→ WHAT NEEDS TO BE DONE
Each line below must be set down exactly; omit any image you find.

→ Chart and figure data
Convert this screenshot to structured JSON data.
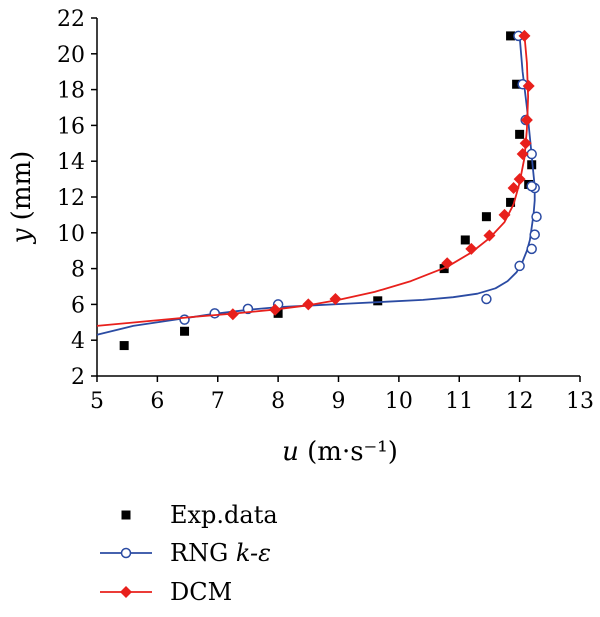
{
  "chart_data": {
    "type": "scatter",
    "xlim": [
      5,
      13
    ],
    "ylim": [
      2,
      22
    ],
    "xticks": [
      5,
      6,
      7,
      8,
      9,
      10,
      11,
      12,
      13
    ],
    "yticks": [
      2,
      4,
      6,
      8,
      10,
      12,
      14,
      16,
      18,
      20,
      22
    ],
    "xlabel": "u (m·s⁻¹)",
    "ylabel": "y (mm)",
    "grid": false,
    "legend_position": "bottom-left",
    "series": [
      {
        "name": "Exp.data",
        "type": "scatter",
        "marker": "square",
        "color": "#000000",
        "x": [
          5.45,
          6.45,
          8.0,
          9.65,
          10.75,
          11.1,
          11.45,
          11.85,
          11.85,
          11.95,
          12.0,
          12.15,
          12.2
        ],
        "y": [
          3.7,
          4.5,
          5.5,
          6.2,
          8.0,
          9.6,
          10.9,
          11.7,
          21.0,
          18.3,
          15.5,
          12.7,
          13.8
        ]
      },
      {
        "name": "RNG k-ε",
        "type": "line",
        "marker": "circle-open",
        "color": "#2b4ba3",
        "x": [
          5.0,
          5.6,
          6.2,
          6.9,
          7.5,
          8.0,
          8.6,
          9.2,
          9.8,
          10.4,
          10.9,
          11.3,
          11.6,
          11.8,
          11.95,
          12.05,
          12.12,
          12.17,
          12.2,
          12.23,
          12.25,
          12.25,
          12.22,
          12.18,
          12.12,
          12.05,
          12.0
        ],
        "y": [
          4.3,
          4.8,
          5.1,
          5.45,
          5.7,
          5.85,
          5.95,
          6.05,
          6.15,
          6.25,
          6.4,
          6.6,
          6.9,
          7.3,
          7.8,
          8.4,
          9.0,
          9.6,
          10.3,
          11.0,
          11.8,
          12.6,
          13.6,
          15.0,
          17.0,
          19.0,
          21.0
        ],
        "marker_x": [
          6.45,
          6.95,
          7.5,
          8.0,
          11.45,
          12.0,
          12.2,
          12.25,
          12.28,
          12.25,
          12.2,
          12.2,
          12.1,
          12.05,
          11.98
        ],
        "marker_y": [
          5.15,
          5.5,
          5.75,
          6.0,
          6.3,
          8.15,
          9.1,
          9.9,
          10.9,
          12.5,
          12.6,
          14.4,
          16.3,
          18.3,
          21.0
        ]
      },
      {
        "name": "DCM",
        "type": "line",
        "marker": "diamond",
        "color": "#e8201c",
        "x": [
          5.0,
          5.8,
          6.6,
          7.3,
          7.9,
          8.5,
          9.0,
          9.6,
          10.2,
          10.8,
          11.2,
          11.5,
          11.75,
          11.9,
          12.0,
          12.08,
          12.12,
          12.14,
          12.12,
          12.08
        ],
        "y": [
          4.8,
          5.05,
          5.3,
          5.5,
          5.7,
          5.95,
          6.25,
          6.7,
          7.3,
          8.1,
          8.9,
          9.7,
          10.6,
          11.6,
          12.8,
          14.2,
          15.8,
          17.6,
          19.5,
          21.0
        ],
        "marker_x": [
          7.25,
          7.95,
          8.5,
          8.95,
          10.8,
          11.2,
          11.5,
          11.75,
          11.9,
          12.0,
          12.05,
          12.1,
          12.12,
          12.15,
          12.08
        ],
        "marker_y": [
          5.45,
          5.7,
          6.0,
          6.3,
          8.3,
          9.1,
          9.85,
          11.0,
          12.5,
          13.0,
          14.4,
          15.0,
          16.3,
          18.2,
          21.0
        ]
      }
    ]
  }
}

→ OUTPUT OF THE EXERCISE
Convert this screenshot to structured JSON data.
{
  "chart_data": {
    "type": "scatter",
    "xlim": [
      5,
      13
    ],
    "ylim": [
      2,
      22
    ],
    "xticks": [
      5,
      6,
      7,
      8,
      9,
      10,
      11,
      12,
      13
    ],
    "yticks": [
      2,
      4,
      6,
      8,
      10,
      12,
      14,
      16,
      18,
      20,
      22
    ],
    "xlabel": "u (m·s⁻¹)",
    "ylabel": "y (mm)",
    "grid": false,
    "legend_position": "bottom-left",
    "series": [
      {
        "name": "Exp.data",
        "type": "scatter",
        "marker": "square",
        "color": "#000000",
        "x": [
          5.45,
          6.45,
          8.0,
          9.65,
          10.75,
          11.1,
          11.45,
          11.85,
          11.85,
          11.95,
          12.0,
          12.15,
          12.2
        ],
        "y": [
          3.7,
          4.5,
          5.5,
          6.2,
          8.0,
          9.6,
          10.9,
          11.7,
          21.0,
          18.3,
          15.5,
          12.7,
          13.8
        ]
      },
      {
        "name": "RNG k-ε",
        "type": "line",
        "marker": "circle-open",
        "color": "#2b4ba3",
        "x": [
          5.0,
          5.6,
          6.2,
          6.9,
          7.5,
          8.0,
          8.6,
          9.2,
          9.8,
          10.4,
          10.9,
          11.3,
          11.6,
          11.8,
          11.95,
          12.05,
          12.12,
          12.17,
          12.2,
          12.23,
          12.25,
          12.25,
          12.22,
          12.18,
          12.12,
          12.05,
          12.0
        ],
        "y": [
          4.3,
          4.8,
          5.1,
          5.45,
          5.7,
          5.85,
          5.95,
          6.05,
          6.15,
          6.25,
          6.4,
          6.6,
          6.9,
          7.3,
          7.8,
          8.4,
          9.0,
          9.6,
          10.3,
          11.0,
          11.8,
          12.6,
          13.6,
          15.0,
          17.0,
          19.0,
          21.0
        ],
        "marker_x": [
          6.45,
          6.95,
          7.5,
          8.0,
          11.45,
          12.0,
          12.2,
          12.25,
          12.28,
          12.25,
          12.2,
          12.2,
          12.1,
          12.05,
          11.98
        ],
        "marker_y": [
          5.15,
          5.5,
          5.75,
          6.0,
          6.3,
          8.15,
          9.1,
          9.9,
          10.9,
          12.5,
          12.6,
          14.4,
          16.3,
          18.3,
          21.0
        ]
      },
      {
        "name": "DCM",
        "type": "line",
        "marker": "diamond",
        "color": "#e8201c",
        "x": [
          5.0,
          5.8,
          6.6,
          7.3,
          7.9,
          8.5,
          9.0,
          9.6,
          10.2,
          10.8,
          11.2,
          11.5,
          11.75,
          11.9,
          12.0,
          12.08,
          12.12,
          12.14,
          12.12,
          12.08
        ],
        "y": [
          4.8,
          5.05,
          5.3,
          5.5,
          5.7,
          5.95,
          6.25,
          6.7,
          7.3,
          8.1,
          8.9,
          9.7,
          10.6,
          11.6,
          12.8,
          14.2,
          15.8,
          17.6,
          19.5,
          21.0
        ],
        "marker_x": [
          7.25,
          7.95,
          8.5,
          8.95,
          10.8,
          11.2,
          11.5,
          11.75,
          11.9,
          12.0,
          12.05,
          12.1,
          12.12,
          12.15,
          12.08
        ],
        "marker_y": [
          5.45,
          5.7,
          6.0,
          6.3,
          8.3,
          9.1,
          9.85,
          11.0,
          12.5,
          13.0,
          14.4,
          15.0,
          16.3,
          18.2,
          21.0
        ]
      }
    ]
  }
}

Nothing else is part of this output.